**Tasks to perform:**
A) Copy the part of the aloe vera passage that opens with the words containing "An aloe vera" and closes with "a full endorsement.".
B) Please continue the passage on aloe vera from its last sentence.

**Text section:**
-- Opening Marker --

Aloe impacts white blood cells responsible for generating inflammation. This impact has been proven in animal models. Interestingly, the way that aloe vera inhibits inflammation in these cells is via a pathway typically associated with stress, the prostaglandin pathway.
Critically, the evidence in favor of aloe vera’s efficacy at reducing inflammation is not derived from healthy humans. The animal models used to find the beneficial results were not healthy, either. Instead, in one study, the animals were subject to traumatic hemorrhaging.
The results derived from humans were from people with ulcerative colitis. Ulcerative colitis is a disease of the intestinal tract in which inflammation causes a lot of pain. Some people were helped by consuming vera drinks over a six-week period.
But it’s important to remember that these people were not normal and healthy people, so the results may not carry over.
An aloe vera compound was effective at reducing inflammation in this context – but that probably won’t be the context that you are using it in. In closing, there is preliminary evidence that aloe vera could help reduce inflammation in some cases, but more evidence is needed before aloe drinks get a full endorsement.
The FDA had banned aloe compounds in over the counter laxative products since 2002 when serious questions about their safety were raised. While topical vera products are still considered safe, aloe drinks are still a wild card when it comes to the digestive system.
There is an abundance of evidence which suggests aloe vera is effective at inducing diarrhea. If diarrhea is taken to be the opposite of constipation, it would seem that aloe vera drinks are very effective. Nonetheless, the induction of diarrhea is accompanied by painful stomach cramping.
There’s also some evidence that orally consumed aloe vera causes bowel cancer in healthy people. This negative effect was attenuated when the aloe vera was filtered to remove one of the compounds, aloin, beforehand. Aloe vera drinks marked as “decolorized” do not include aloin, which makes them safer.
Assuming that your aloe vera drink is decolorized and you drink it in moderation – which is to say, infrequently – it will probably help you have a bowel movement. If you are not constipated to begin with, this bowel movement may be unpleasant.

-- Closing Marker --

[Records for recognizing document structure]
-- Opening Marker --

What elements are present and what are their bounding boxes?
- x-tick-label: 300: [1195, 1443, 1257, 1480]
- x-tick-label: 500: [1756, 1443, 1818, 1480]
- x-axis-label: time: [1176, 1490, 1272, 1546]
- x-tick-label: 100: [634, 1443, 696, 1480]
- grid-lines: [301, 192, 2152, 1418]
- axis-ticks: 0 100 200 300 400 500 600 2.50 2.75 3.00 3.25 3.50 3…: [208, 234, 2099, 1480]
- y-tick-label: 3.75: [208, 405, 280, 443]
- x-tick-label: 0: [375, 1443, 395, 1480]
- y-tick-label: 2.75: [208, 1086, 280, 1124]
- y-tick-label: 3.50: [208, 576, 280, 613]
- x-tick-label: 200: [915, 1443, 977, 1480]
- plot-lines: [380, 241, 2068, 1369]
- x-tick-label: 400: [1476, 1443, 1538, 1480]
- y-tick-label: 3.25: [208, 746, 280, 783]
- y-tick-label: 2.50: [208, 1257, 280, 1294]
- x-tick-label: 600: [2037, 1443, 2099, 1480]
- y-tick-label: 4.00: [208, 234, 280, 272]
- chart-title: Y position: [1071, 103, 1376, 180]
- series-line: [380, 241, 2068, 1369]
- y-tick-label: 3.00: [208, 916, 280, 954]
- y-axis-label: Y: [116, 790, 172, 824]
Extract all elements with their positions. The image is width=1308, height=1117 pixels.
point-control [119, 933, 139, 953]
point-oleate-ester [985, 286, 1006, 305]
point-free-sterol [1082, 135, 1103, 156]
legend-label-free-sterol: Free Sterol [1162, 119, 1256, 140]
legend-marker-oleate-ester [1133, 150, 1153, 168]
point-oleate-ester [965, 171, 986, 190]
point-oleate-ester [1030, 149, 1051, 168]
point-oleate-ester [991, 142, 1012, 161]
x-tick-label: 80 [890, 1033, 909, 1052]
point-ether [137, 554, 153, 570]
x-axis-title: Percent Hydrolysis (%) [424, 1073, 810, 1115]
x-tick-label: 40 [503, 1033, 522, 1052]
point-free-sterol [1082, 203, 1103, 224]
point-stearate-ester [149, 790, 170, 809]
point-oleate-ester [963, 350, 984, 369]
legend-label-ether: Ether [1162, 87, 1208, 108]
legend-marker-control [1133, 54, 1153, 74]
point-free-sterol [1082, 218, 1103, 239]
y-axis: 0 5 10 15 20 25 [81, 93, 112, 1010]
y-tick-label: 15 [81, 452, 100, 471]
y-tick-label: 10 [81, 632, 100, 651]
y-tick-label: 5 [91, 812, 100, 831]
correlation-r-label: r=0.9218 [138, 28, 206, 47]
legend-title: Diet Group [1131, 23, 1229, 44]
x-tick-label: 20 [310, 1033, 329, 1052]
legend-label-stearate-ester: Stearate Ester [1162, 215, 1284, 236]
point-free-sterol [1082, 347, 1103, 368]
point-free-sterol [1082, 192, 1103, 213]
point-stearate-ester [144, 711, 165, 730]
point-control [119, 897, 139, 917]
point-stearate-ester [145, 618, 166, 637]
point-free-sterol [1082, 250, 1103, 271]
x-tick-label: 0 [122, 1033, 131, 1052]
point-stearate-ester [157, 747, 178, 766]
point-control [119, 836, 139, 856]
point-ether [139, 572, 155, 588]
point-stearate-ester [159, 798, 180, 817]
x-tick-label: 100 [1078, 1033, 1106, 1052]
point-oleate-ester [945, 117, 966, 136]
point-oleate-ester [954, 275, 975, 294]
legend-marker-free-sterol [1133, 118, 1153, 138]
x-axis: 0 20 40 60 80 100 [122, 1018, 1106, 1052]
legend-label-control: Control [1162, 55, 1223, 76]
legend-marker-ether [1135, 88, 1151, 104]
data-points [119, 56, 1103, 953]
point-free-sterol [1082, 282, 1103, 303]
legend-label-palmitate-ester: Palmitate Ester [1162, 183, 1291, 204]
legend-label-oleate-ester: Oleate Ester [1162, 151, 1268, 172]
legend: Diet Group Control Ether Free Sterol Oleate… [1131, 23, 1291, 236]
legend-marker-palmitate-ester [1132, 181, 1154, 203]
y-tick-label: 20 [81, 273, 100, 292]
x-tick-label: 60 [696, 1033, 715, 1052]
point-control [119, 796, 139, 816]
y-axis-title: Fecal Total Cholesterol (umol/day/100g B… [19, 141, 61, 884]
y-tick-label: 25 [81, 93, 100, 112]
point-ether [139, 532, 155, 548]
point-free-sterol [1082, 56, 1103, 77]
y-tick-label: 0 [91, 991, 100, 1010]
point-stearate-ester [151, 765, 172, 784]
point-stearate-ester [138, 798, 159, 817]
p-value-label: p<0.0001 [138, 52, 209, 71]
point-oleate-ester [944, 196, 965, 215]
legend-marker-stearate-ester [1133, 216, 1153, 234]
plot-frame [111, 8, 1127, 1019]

-- Closing Marker --

**Task results:**
A)
An aloe vera compound was effective at reducing inflammation in this context – but that probably won’t be the context that you are using it in. In closing, there is preliminary evidence that aloe vera could help reduce inflammation in some cases, but more evidence is needed before aloe drinks get a full endorsement.

B)
Aloe vera itself was marketed as a weight loss supplement until relatively recently when one such supplement was linked to liver failure. While there’s no guarantee that an aloe vera drink will contain the same compounds which caused liver failure, there is also no guarantee that it will help with weight loss.
There is no evidence to suggest aloe vera drinks are helpful in impacting weight in any capacity. This is true of both humans and also of animal models. Using an aloe vera drink to help with weight loss is probably fruitless.
The exception is if you believe that a proportion of your weight is stored in your bowels. Once again, as aloe vera is proven to be effective at inducing bowel movements – even if they are unpleasant – you can probably shed a few pounds temporarily by using it in that capacity.
There is some evidence which suggests aloe vera drinks might be helpful with joint pain. This evidence is mostly low quality. The evidence is also not taken from humans. In one study, researchers who induced arthritis in a mouse were able to prevent the mouse’s paw from swelling using crude aloe vera gel applied orally.
This means that they did not use an aloe vera drink, but that there is still a chance for an aloe vera drink to inhibit inflammation enough to reduce the severity of arthritis. Potentially, more research will show that aloe vera drinks can help with joint pain specifically.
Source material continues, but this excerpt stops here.